## TASK BRIEF:
Identify the lines that contain the string "σιμοποιεῖται", then copy each of them.

## RECORDS SUPPLIED:
▼

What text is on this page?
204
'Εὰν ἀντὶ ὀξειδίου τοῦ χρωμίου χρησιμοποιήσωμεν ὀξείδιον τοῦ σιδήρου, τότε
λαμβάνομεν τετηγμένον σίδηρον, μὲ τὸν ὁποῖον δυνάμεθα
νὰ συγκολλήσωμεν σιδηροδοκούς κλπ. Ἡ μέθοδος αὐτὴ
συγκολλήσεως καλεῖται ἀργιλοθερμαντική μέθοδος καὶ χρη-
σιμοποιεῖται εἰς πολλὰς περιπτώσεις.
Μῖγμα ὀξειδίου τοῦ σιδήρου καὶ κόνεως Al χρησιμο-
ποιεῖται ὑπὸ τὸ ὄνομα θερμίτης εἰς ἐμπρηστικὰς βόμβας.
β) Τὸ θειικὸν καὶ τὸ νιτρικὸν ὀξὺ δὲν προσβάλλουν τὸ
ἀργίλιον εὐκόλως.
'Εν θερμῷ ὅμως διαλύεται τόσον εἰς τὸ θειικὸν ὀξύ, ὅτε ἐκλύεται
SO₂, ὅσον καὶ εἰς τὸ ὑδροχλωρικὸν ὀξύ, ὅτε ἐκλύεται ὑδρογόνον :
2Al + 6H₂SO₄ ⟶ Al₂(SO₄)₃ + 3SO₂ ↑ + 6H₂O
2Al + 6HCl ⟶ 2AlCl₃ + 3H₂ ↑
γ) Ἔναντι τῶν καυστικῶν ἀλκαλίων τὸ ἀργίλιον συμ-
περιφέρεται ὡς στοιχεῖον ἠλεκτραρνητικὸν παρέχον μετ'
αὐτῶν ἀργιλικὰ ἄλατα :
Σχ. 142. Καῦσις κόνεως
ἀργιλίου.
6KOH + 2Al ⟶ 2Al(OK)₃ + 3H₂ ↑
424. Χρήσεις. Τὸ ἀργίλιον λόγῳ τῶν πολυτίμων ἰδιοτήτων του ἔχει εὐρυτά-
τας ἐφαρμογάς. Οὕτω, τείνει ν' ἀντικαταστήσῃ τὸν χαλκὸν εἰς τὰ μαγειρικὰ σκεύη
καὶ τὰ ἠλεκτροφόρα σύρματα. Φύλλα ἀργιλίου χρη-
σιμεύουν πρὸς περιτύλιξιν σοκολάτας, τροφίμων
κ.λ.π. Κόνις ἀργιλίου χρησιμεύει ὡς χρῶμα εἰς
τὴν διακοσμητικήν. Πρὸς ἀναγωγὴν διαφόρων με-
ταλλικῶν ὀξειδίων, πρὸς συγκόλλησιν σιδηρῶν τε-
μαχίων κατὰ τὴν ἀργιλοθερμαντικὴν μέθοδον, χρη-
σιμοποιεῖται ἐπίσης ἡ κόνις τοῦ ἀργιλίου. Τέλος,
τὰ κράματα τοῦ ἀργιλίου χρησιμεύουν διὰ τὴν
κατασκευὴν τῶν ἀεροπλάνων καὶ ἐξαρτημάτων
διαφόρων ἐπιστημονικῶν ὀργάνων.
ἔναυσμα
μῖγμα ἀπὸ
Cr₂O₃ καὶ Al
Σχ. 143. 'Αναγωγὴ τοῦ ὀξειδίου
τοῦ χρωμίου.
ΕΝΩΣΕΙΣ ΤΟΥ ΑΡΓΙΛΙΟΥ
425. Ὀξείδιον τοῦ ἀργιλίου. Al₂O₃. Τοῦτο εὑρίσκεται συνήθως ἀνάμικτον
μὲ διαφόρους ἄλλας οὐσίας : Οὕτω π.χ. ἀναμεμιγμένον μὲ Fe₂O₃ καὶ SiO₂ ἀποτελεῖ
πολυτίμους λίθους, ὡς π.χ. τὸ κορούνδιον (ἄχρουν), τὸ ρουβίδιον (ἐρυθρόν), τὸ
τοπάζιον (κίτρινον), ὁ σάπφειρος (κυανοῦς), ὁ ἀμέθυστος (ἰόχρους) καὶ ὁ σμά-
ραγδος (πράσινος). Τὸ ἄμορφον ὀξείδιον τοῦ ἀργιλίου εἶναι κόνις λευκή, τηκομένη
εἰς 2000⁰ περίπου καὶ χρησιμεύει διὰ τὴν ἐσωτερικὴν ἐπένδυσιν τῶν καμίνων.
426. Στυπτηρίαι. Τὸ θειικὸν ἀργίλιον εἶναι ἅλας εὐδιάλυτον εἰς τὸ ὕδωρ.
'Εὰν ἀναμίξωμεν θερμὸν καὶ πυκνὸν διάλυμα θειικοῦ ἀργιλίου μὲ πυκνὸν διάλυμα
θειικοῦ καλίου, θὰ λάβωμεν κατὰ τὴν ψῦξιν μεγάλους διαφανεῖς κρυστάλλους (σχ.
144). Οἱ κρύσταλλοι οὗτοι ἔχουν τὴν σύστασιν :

▲

## SOLUTION:
σιμοποιεῖται εἰς πολλὰς περιπτώσεις.
σιμοποιεῖται ἐπίσης ἡ κόνις τοῦ ἀργιλίου. Τέλος,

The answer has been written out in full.